• _Data to process_:
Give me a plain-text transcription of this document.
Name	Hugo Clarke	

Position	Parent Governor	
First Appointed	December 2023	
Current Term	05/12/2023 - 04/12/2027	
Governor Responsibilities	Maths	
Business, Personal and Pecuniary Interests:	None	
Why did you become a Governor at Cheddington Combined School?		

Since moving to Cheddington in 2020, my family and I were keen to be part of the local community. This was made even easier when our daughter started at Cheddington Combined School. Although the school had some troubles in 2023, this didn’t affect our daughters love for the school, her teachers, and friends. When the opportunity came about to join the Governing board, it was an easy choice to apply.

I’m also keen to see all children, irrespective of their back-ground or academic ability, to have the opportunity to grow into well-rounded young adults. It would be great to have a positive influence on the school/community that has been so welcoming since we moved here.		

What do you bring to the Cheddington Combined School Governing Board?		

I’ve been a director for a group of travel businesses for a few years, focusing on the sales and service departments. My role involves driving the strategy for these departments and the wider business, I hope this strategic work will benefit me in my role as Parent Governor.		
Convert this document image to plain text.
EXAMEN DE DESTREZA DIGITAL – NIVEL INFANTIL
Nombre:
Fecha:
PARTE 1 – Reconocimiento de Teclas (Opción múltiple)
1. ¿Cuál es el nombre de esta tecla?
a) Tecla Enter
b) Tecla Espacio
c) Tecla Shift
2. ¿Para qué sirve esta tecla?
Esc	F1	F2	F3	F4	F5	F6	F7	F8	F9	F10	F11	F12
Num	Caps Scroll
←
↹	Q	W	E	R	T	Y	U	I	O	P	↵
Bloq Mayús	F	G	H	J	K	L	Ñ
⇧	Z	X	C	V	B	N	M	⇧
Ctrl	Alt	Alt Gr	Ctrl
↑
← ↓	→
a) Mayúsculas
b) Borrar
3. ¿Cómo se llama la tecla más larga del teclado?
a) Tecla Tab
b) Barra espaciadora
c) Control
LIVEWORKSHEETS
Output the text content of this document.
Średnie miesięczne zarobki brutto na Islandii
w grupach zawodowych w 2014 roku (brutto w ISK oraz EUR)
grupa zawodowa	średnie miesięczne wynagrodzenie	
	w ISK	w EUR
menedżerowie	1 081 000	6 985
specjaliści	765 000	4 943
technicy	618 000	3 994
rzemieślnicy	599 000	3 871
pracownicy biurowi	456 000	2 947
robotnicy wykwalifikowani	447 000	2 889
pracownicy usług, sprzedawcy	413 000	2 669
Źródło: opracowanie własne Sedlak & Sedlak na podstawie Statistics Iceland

• _Aim of the exercise_: Transcribe the material above in its entirety. Match it exactly.

• _The reply_:
Give me a plain-text transcription of this document.
Name	Hugo Clarke	

Position	Parent Governor	
First Appointed	December 2023	
Current Term	05/12/2023 - 04/12/2027	
Governor Responsibilities	Maths	
Business, Personal and Pecuniary Interests:	None	
Why did you become a Governor at Cheddington Combined School?		

Since moving to Cheddington in 2020, my family and I were keen to be part of the local community. This was made even easier when our daughter started at Cheddington Combined School. Although the school had some troubles in 2023, this didn’t affect our daughters love for the school, her teachers, and friends. When the opportunity came about to join the Governing board, it was an easy choice to apply.

I’m also keen to see all children, irrespective of their back-ground or academic ability, to have the opportunity to grow into well-rounded young adults. It would be great to have a positive influence on the school/community that has been so welcoming since we moved here.		

What do you bring to the Cheddington Combined School Governing Board?		

I’ve been a director for a group of travel businesses for a few years, focusing on the sales and service departments. My role involves driving the strategy for these departments and the wider business, I hope this strategic work will benefit me in my role as Parent Governor.		
Convert this document image to plain text.
EXAMEN DE DESTREZA DIGITAL – NIVEL INFANTIL
Nombre:
Fecha:
PARTE 1 – Reconocimiento de Teclas (Opción múltiple)
1. ¿Cuál es el nombre de esta tecla?
a) Tecla Enter
b) Tecla Espacio
c) Tecla Shift
2. ¿Para qué sirve esta tecla?
Esc	F1	F2	F3	F4	F5	F6	F7	F8	F9	F10	F11	F12
Num	Caps Scroll
←
↹	Q	W	E	R	T	Y	U	I	O	P	↵
Bloq Mayús	F	G	H	J	K	L	Ñ
⇧	Z	X	C	V	B	N	M	⇧
Ctrl	Alt	Alt Gr	Ctrl
↑
← ↓	→
a) Mayúsculas
b) Borrar
3. ¿Cómo se llama la tecla más larga del teclado?
a) Tecla Tab
b) Barra espaciadora
c) Control
LIVEWORKSHEETS
Output the text content of this document.
Średnie miesięczne zarobki brutto na Islandii
w grupach zawodowych w 2014 roku (brutto w ISK oraz EUR)
grupa zawodowa	średnie miesięczne wynagrodzenie	
	w ISK	w EUR
menedżerowie	1 081 000	6 985
specjaliści	765 000	4 943
technicy	618 000	3 994
rzemieślnicy	599 000	3 871
pracownicy biurowi	456 000	2 947
robotnicy wykwalifikowani	447 000	2 889
pracownicy usług, sprzedawcy	413 000	2 669
Źródło: opracowanie własne Sedlak & Sedlak na podstawie Statistics Iceland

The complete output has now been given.